- **TASK**
Select all lines with the string "this" in them, and copy those lines.

— START OF SUPPLIED RECORDS —

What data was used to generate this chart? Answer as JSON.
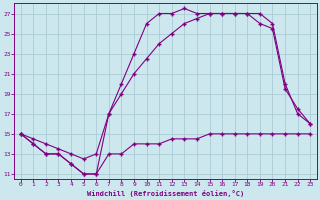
{
  "xlabel": "Windchill (Refroidissement éolien,°C)",
  "background_color": "#cce8ee",
  "grid_color": "#aaccd4",
  "line_color": "#800080",
  "xlim": [
    -0.5,
    23.5
  ],
  "ylim": [
    10.5,
    28.0
  ],
  "yticks": [
    11,
    13,
    15,
    17,
    19,
    21,
    23,
    25,
    27
  ],
  "xticks": [
    0,
    1,
    2,
    3,
    4,
    5,
    6,
    7,
    8,
    9,
    10,
    11,
    12,
    13,
    14,
    15,
    16,
    17,
    18,
    19,
    20,
    21,
    22,
    23
  ],
  "line1_x": [
    0,
    1,
    2,
    3,
    4,
    5,
    6,
    7,
    8,
    9,
    10,
    11,
    12,
    13,
    14,
    15,
    16,
    17,
    18,
    19,
    20,
    21,
    22,
    23
  ],
  "line1_y": [
    15,
    14,
    13,
    13,
    12,
    11,
    11,
    13,
    13,
    14,
    14,
    14,
    14.5,
    14.5,
    14.5,
    15,
    15,
    15,
    15,
    15,
    15,
    15,
    15,
    15
  ],
  "line2_x": [
    0,
    1,
    2,
    3,
    4,
    5,
    6,
    7,
    8,
    9,
    10,
    11,
    12,
    13,
    14,
    15,
    16,
    17,
    18,
    19,
    20,
    21,
    22,
    23
  ],
  "line2_y": [
    15,
    14,
    13,
    13,
    12,
    11,
    11,
    17,
    20,
    23,
    26,
    27,
    27,
    27.5,
    27,
    27,
    27,
    27,
    27,
    27,
    26,
    20,
    17,
    16
  ],
  "line3_x": [
    0,
    1,
    2,
    3,
    4,
    5,
    6,
    7,
    8,
    9,
    10,
    11,
    12,
    13,
    14,
    15,
    16,
    17,
    18,
    19,
    20,
    21,
    22,
    23
  ],
  "line3_y": [
    15,
    14.5,
    14,
    13.5,
    13,
    12.5,
    13,
    17,
    19,
    21,
    22.5,
    24,
    25,
    26,
    26.5,
    27,
    27,
    27,
    27,
    26,
    25.5,
    19.5,
    17.5,
    16
  ]
}
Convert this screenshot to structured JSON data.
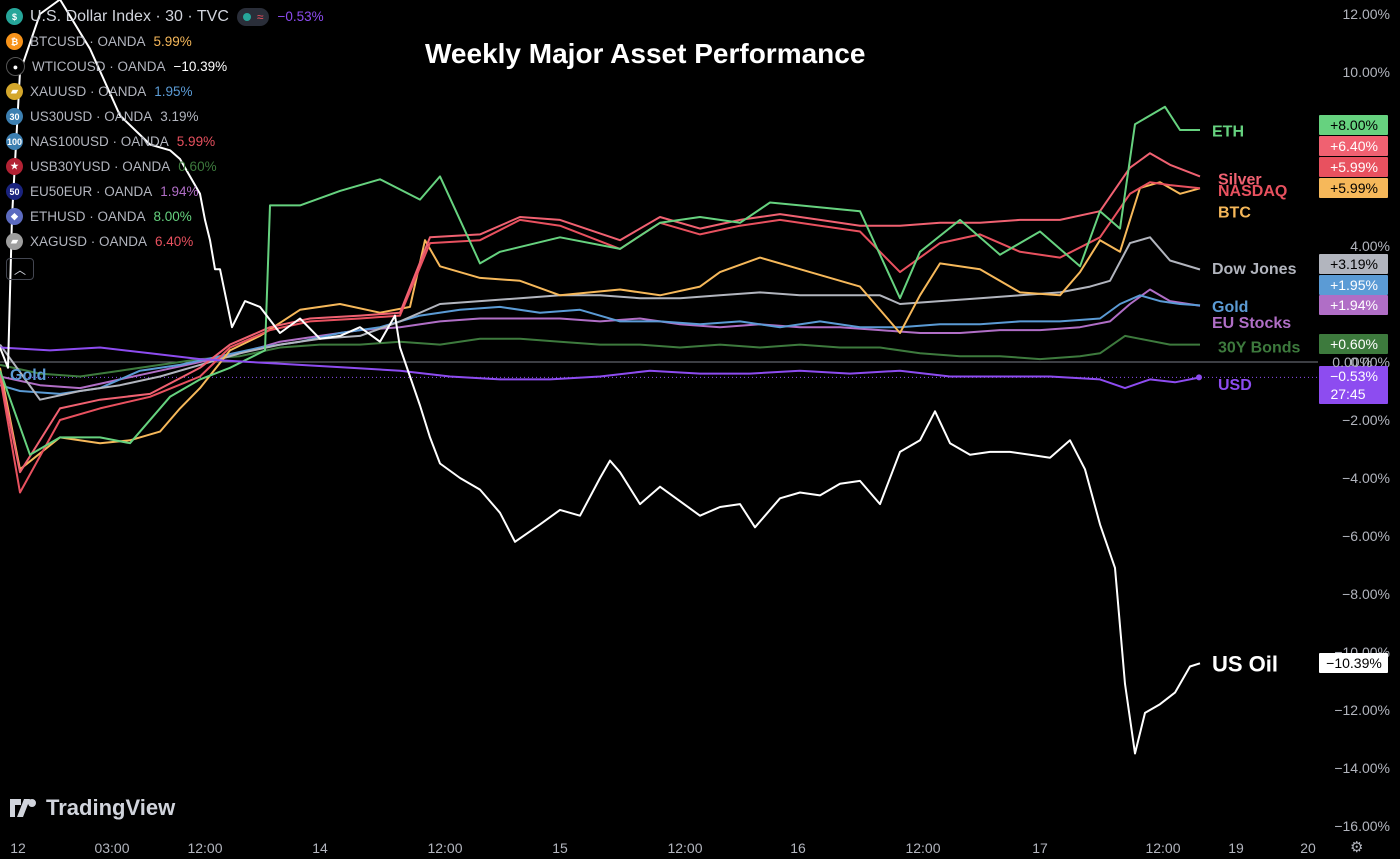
{
  "title": "Weekly Major Asset Performance",
  "header": {
    "symbol": "U.S. Dollar Index · 30 · TVC",
    "pill_glyph": "≈",
    "change": "−0.53%"
  },
  "legend": [
    {
      "icon": "bitcoin-icon",
      "glyph": "₿",
      "icon_bg": "#f7931a",
      "name": "BTCUSD · OANDA",
      "value": "5.99%",
      "color": "#f6b85a"
    },
    {
      "icon": "oil-drop-icon",
      "glyph": "●",
      "icon_bg": "#000000",
      "name": "WTICOUSD · OANDA",
      "value": "−10.39%",
      "color": "#ffffff"
    },
    {
      "icon": "gold-bars-icon",
      "glyph": "▰",
      "icon_bg": "#d4a72c",
      "name": "XAUUSD · OANDA",
      "value": "1.95%",
      "color": "#5b9bd5"
    },
    {
      "icon": "us30-icon",
      "glyph": "30",
      "icon_bg": "#3c7fb1",
      "name": "US30USD · OANDA",
      "value": "3.19%",
      "color": "#b2b5be"
    },
    {
      "icon": "nas100-icon",
      "glyph": "100",
      "icon_bg": "#3c7fb1",
      "name": "NAS100USD · OANDA",
      "value": "5.99%",
      "color": "#e8515f"
    },
    {
      "icon": "us-flag-icon",
      "glyph": "★",
      "icon_bg": "#b22234",
      "name": "USB30YUSD · OANDA",
      "value": "0.60%",
      "color": "#3d7a3d"
    },
    {
      "icon": "eu50-icon",
      "glyph": "50",
      "icon_bg": "#1a237e",
      "name": "EU50EUR · OANDA",
      "value": "1.94%",
      "color": "#b06ec6"
    },
    {
      "icon": "ethereum-icon",
      "glyph": "◆",
      "icon_bg": "#5c6bc0",
      "name": "ETHUSD · OANDA",
      "value": "8.00%",
      "color": "#66d27f"
    },
    {
      "icon": "silver-bars-icon",
      "glyph": "▰",
      "icon_bg": "#9e9e9e",
      "name": "XAGUSD · OANDA",
      "value": "6.40%",
      "color": "#e8515f"
    }
  ],
  "logo_text": "TradingView",
  "chart_data": {
    "type": "line",
    "x_ticks": [
      "12",
      "03:00",
      "12:00",
      "14",
      "12:00",
      "15",
      "12:00",
      "16",
      "12:00",
      "17",
      "12:00",
      "19",
      "20"
    ],
    "y_ticks": [
      "12.00%",
      "10.00%",
      "4.00%",
      "0.00%",
      "−2.00%",
      "−4.00%",
      "−6.00%",
      "−8.00%",
      "−10.00%",
      "−12.00%",
      "−14.00%",
      "−16.00%"
    ],
    "ylim": [
      -16,
      12
    ],
    "series": [
      {
        "name": "ETH",
        "color": "#66d27f",
        "badge": "+8.00%",
        "badge_text": "#000000",
        "x": [
          0,
          30,
          60,
          100,
          130,
          170,
          200,
          230,
          265,
          270,
          300,
          340,
          380,
          420,
          440,
          480,
          500,
          560,
          620,
          660,
          700,
          740,
          770,
          800,
          860,
          900,
          920,
          960,
          1000,
          1040,
          1080,
          1100,
          1120,
          1135,
          1150,
          1165,
          1180,
          1200
        ],
        "y": [
          -0.3,
          -3.2,
          -2.6,
          -2.6,
          -2.8,
          -1.2,
          -0.6,
          -0.2,
          0.4,
          5.4,
          5.4,
          5.9,
          6.3,
          5.6,
          6.4,
          3.4,
          3.8,
          4.3,
          3.9,
          4.8,
          5.0,
          4.8,
          5.5,
          5.4,
          5.2,
          2.2,
          3.8,
          4.9,
          3.7,
          4.5,
          3.3,
          5.2,
          4.6,
          8.2,
          8.5,
          8.8,
          8.0,
          8.0
        ]
      },
      {
        "name": "Silver",
        "color": "#f06171",
        "badge": "+6.40%",
        "badge_text": "#ffffff",
        "x": [
          0,
          20,
          60,
          100,
          150,
          200,
          230,
          270,
          310,
          360,
          400,
          430,
          480,
          520,
          560,
          620,
          660,
          700,
          740,
          780,
          820,
          860,
          900,
          940,
          980,
          1020,
          1060,
          1100,
          1130,
          1150,
          1170,
          1200
        ],
        "y": [
          -0.4,
          -3.8,
          -1.6,
          -1.3,
          -1.1,
          -0.2,
          0.6,
          1.2,
          1.5,
          1.6,
          1.7,
          4.3,
          4.4,
          5.0,
          4.9,
          4.2,
          5.0,
          4.6,
          4.9,
          5.1,
          4.9,
          4.7,
          4.7,
          4.8,
          4.8,
          4.9,
          4.9,
          5.2,
          6.7,
          7.2,
          6.8,
          6.4
        ]
      },
      {
        "name": "NASDAQ",
        "color": "#e8515f",
        "badge": "+5.99%",
        "badge_text": "#ffffff",
        "x": [
          0,
          20,
          60,
          100,
          150,
          200,
          230,
          270,
          310,
          360,
          400,
          430,
          480,
          520,
          560,
          620,
          660,
          700,
          740,
          780,
          820,
          860,
          900,
          940,
          980,
          1020,
          1060,
          1100,
          1130,
          1150,
          1170,
          1200
        ],
        "y": [
          -0.5,
          -4.5,
          -2.0,
          -1.6,
          -1.2,
          -0.5,
          0.5,
          1.1,
          1.4,
          1.5,
          1.6,
          4.1,
          4.2,
          4.9,
          4.7,
          3.9,
          4.8,
          4.4,
          4.7,
          4.9,
          4.7,
          4.5,
          3.1,
          4.1,
          4.4,
          3.8,
          3.6,
          4.3,
          5.8,
          6.2,
          6.1,
          5.99
        ]
      },
      {
        "name": "BTC",
        "color": "#f6b85a",
        "badge": "+5.99%",
        "badge_text": "#000000",
        "x": [
          0,
          20,
          60,
          100,
          130,
          160,
          180,
          200,
          230,
          260,
          300,
          340,
          380,
          410,
          425,
          440,
          480,
          520,
          560,
          620,
          660,
          700,
          720,
          760,
          800,
          860,
          900,
          920,
          940,
          980,
          1020,
          1060,
          1080,
          1100,
          1120,
          1140,
          1160,
          1180,
          1200
        ],
        "y": [
          -0.2,
          -3.7,
          -2.6,
          -2.8,
          -2.7,
          -2.4,
          -1.6,
          -0.9,
          0.4,
          0.9,
          1.8,
          2.0,
          1.7,
          1.9,
          4.2,
          3.3,
          2.9,
          2.8,
          2.3,
          2.5,
          2.3,
          2.6,
          3.1,
          3.6,
          3.2,
          2.6,
          1.0,
          2.3,
          3.4,
          3.2,
          2.4,
          2.3,
          3.1,
          4.2,
          3.8,
          6.0,
          6.2,
          5.8,
          5.99
        ]
      },
      {
        "name": "Dow Jones",
        "color": "#b2b5be",
        "badge": "+3.19%",
        "badge_text": "#000000",
        "x": [
          0,
          40,
          80,
          120,
          160,
          200,
          240,
          280,
          320,
          360,
          400,
          440,
          480,
          520,
          560,
          600,
          640,
          680,
          720,
          760,
          800,
          840,
          880,
          900,
          940,
          980,
          1020,
          1060,
          1090,
          1110,
          1130,
          1150,
          1170,
          1200
        ],
        "y": [
          0.6,
          -1.3,
          -1.0,
          -0.8,
          -0.5,
          -0.1,
          0.3,
          0.6,
          0.8,
          0.9,
          1.4,
          2.0,
          2.1,
          2.2,
          2.3,
          2.3,
          2.2,
          2.2,
          2.3,
          2.4,
          2.3,
          2.3,
          2.3,
          2.0,
          2.1,
          2.2,
          2.3,
          2.4,
          2.6,
          2.8,
          4.1,
          4.3,
          3.5,
          3.19
        ]
      },
      {
        "name": "Gold",
        "color": "#5b9bd5",
        "badge": "+1.95%",
        "badge_text": "#ffffff",
        "x": [
          0,
          20,
          60,
          100,
          140,
          180,
          220,
          260,
          300,
          340,
          380,
          420,
          460,
          500,
          540,
          580,
          620,
          660,
          700,
          740,
          780,
          820,
          860,
          900,
          940,
          980,
          1020,
          1060,
          1100,
          1120,
          1140,
          1160,
          1180,
          1200
        ],
        "y": [
          -0.8,
          -1.0,
          -1.1,
          -0.9,
          -0.3,
          -0.1,
          0.2,
          0.5,
          0.7,
          1.0,
          1.2,
          1.6,
          1.8,
          1.9,
          1.7,
          1.8,
          1.4,
          1.4,
          1.3,
          1.4,
          1.2,
          1.4,
          1.2,
          1.2,
          1.3,
          1.3,
          1.4,
          1.4,
          1.5,
          2.0,
          2.3,
          2.1,
          2.0,
          1.95
        ]
      },
      {
        "name": "EU Stocks",
        "color": "#b06ec6",
        "badge": "+1.94%",
        "badge_text": "#ffffff",
        "x": [
          0,
          40,
          80,
          120,
          160,
          200,
          240,
          280,
          320,
          360,
          400,
          440,
          480,
          520,
          560,
          600,
          640,
          680,
          720,
          760,
          800,
          840,
          880,
          920,
          960,
          1000,
          1040,
          1080,
          1110,
          1130,
          1150,
          1170,
          1200
        ],
        "y": [
          -0.5,
          -0.8,
          -0.9,
          -0.6,
          -0.3,
          0.0,
          0.3,
          0.7,
          0.9,
          1.1,
          1.2,
          1.4,
          1.5,
          1.5,
          1.5,
          1.4,
          1.5,
          1.3,
          1.2,
          1.3,
          1.2,
          1.2,
          1.1,
          1.0,
          1.0,
          1.1,
          1.1,
          1.2,
          1.4,
          2.0,
          2.5,
          2.1,
          1.94
        ]
      },
      {
        "name": "30Y Bonds",
        "color": "#3d7a3d",
        "badge": "+0.60%",
        "badge_text": "#ffffff",
        "x": [
          0,
          40,
          80,
          120,
          160,
          200,
          240,
          280,
          320,
          360,
          400,
          440,
          480,
          520,
          560,
          600,
          640,
          680,
          720,
          760,
          800,
          840,
          880,
          920,
          960,
          1000,
          1040,
          1080,
          1100,
          1125,
          1140,
          1170,
          1200
        ],
        "y": [
          -0.1,
          -0.4,
          -0.5,
          -0.3,
          -0.1,
          0.1,
          0.2,
          0.5,
          0.6,
          0.6,
          0.7,
          0.6,
          0.8,
          0.8,
          0.7,
          0.6,
          0.6,
          0.5,
          0.6,
          0.5,
          0.6,
          0.5,
          0.5,
          0.3,
          0.2,
          0.2,
          0.1,
          0.2,
          0.3,
          0.9,
          0.8,
          0.6,
          0.6
        ]
      },
      {
        "name": "USD",
        "color": "#8d4cf0",
        "badge": "−0.53%",
        "badge_text": "#ffffff",
        "badge_sub": "27:45",
        "x": [
          0,
          50,
          100,
          150,
          200,
          250,
          300,
          350,
          400,
          450,
          500,
          550,
          600,
          650,
          700,
          750,
          800,
          850,
          900,
          950,
          1000,
          1050,
          1100,
          1125,
          1150,
          1175,
          1200
        ],
        "y": [
          0.5,
          0.4,
          0.5,
          0.3,
          0.1,
          0.0,
          -0.1,
          -0.2,
          -0.3,
          -0.5,
          -0.6,
          -0.6,
          -0.5,
          -0.3,
          -0.4,
          -0.4,
          -0.3,
          -0.4,
          -0.3,
          -0.5,
          -0.5,
          -0.5,
          -0.6,
          -0.9,
          -0.6,
          -0.7,
          -0.53
        ]
      },
      {
        "name": "US Oil",
        "color": "#ffffff",
        "badge": "−10.39%",
        "badge_text": "#000000",
        "x": [
          0,
          8,
          12,
          20,
          40,
          60,
          90,
          120,
          150,
          170,
          180,
          200,
          205,
          210,
          215,
          220,
          232,
          245,
          260,
          280,
          300,
          320,
          340,
          360,
          380,
          395,
          400,
          410,
          420,
          430,
          440,
          460,
          480,
          500,
          515,
          540,
          560,
          580,
          600,
          610,
          620,
          640,
          660,
          680,
          700,
          720,
          740,
          755,
          780,
          800,
          820,
          840,
          860,
          880,
          900,
          920,
          935,
          950,
          970,
          990,
          1010,
          1030,
          1050,
          1070,
          1085,
          1100,
          1115,
          1125,
          1135,
          1145,
          1160,
          1175,
          1190,
          1200
        ],
        "y": [
          0.5,
          -0.2,
          5,
          10,
          12,
          12.5,
          10.8,
          8.5,
          7.5,
          7.3,
          7.0,
          5.8,
          4.9,
          4.2,
          3.2,
          3.2,
          1.2,
          2.1,
          1.9,
          1.0,
          1.5,
          0.8,
          0.9,
          1.2,
          0.7,
          1.6,
          0.5,
          -0.5,
          -1.5,
          -2.6,
          -3.5,
          -4.0,
          -4.4,
          -5.2,
          -6.2,
          -5.6,
          -5.1,
          -5.3,
          -4.0,
          -3.4,
          -3.8,
          -4.9,
          -4.3,
          -4.8,
          -5.3,
          -5.0,
          -4.9,
          -5.7,
          -4.7,
          -4.5,
          -4.6,
          -4.2,
          -4.1,
          -4.9,
          -3.1,
          -2.7,
          -1.7,
          -2.8,
          -3.2,
          -3.1,
          -3.1,
          -3.2,
          -3.3,
          -2.7,
          -3.7,
          -5.6,
          -7.1,
          -11.1,
          -13.5,
          -12.1,
          -11.8,
          -11.4,
          -10.5,
          -10.39
        ]
      }
    ],
    "labels": [
      {
        "text": "ETH",
        "series": "ETH",
        "y": 7.95,
        "color": "#66d27f"
      },
      {
        "text": "Silver",
        "series": "Silver",
        "y": 6.3,
        "color": "#f06171"
      },
      {
        "text": "NASDAQ",
        "series": "NASDAQ",
        "y": 5.9,
        "color": "#e8515f"
      },
      {
        "text": "BTC",
        "series": "BTC",
        "y": 5.15,
        "color": "#f6b85a"
      },
      {
        "text": "Dow Jones",
        "series": "Dow Jones",
        "y": 3.2,
        "color": "#b2b5be"
      },
      {
        "text": "Gold",
        "series": "Gold",
        "y": 1.9,
        "color": "#5b9bd5"
      },
      {
        "text": "EU Stocks",
        "series": "EU Stocks",
        "y": 1.35,
        "color": "#b06ec6"
      },
      {
        "text": "30Y Bonds",
        "series": "30Y Bonds",
        "y": 0.5,
        "color": "#3d7a3d"
      },
      {
        "text": "USD",
        "series": "USD",
        "y": -0.8,
        "color": "#8d4cf0"
      },
      {
        "text": "US Oil",
        "series": "US Oil",
        "y": -10.5,
        "color": "#ffffff"
      },
      {
        "text": "Gold",
        "series": "Gold",
        "y": -0.45,
        "color": "#5b9bd5"
      }
    ],
    "zero_label": "0.00%",
    "grid": false
  }
}
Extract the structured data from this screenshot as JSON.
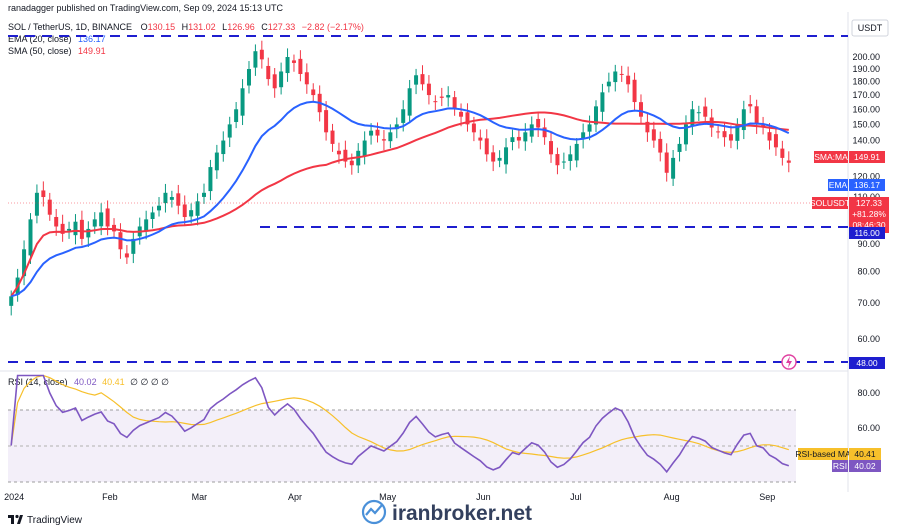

— END OF SUPPLIED RECORDS —

- **FINAL ANSWER**
What data was used to generate this chart? Answer as JSON.
Convert this screenshot to structured JSON data.
Extract the structured data from this screenshot as JSON.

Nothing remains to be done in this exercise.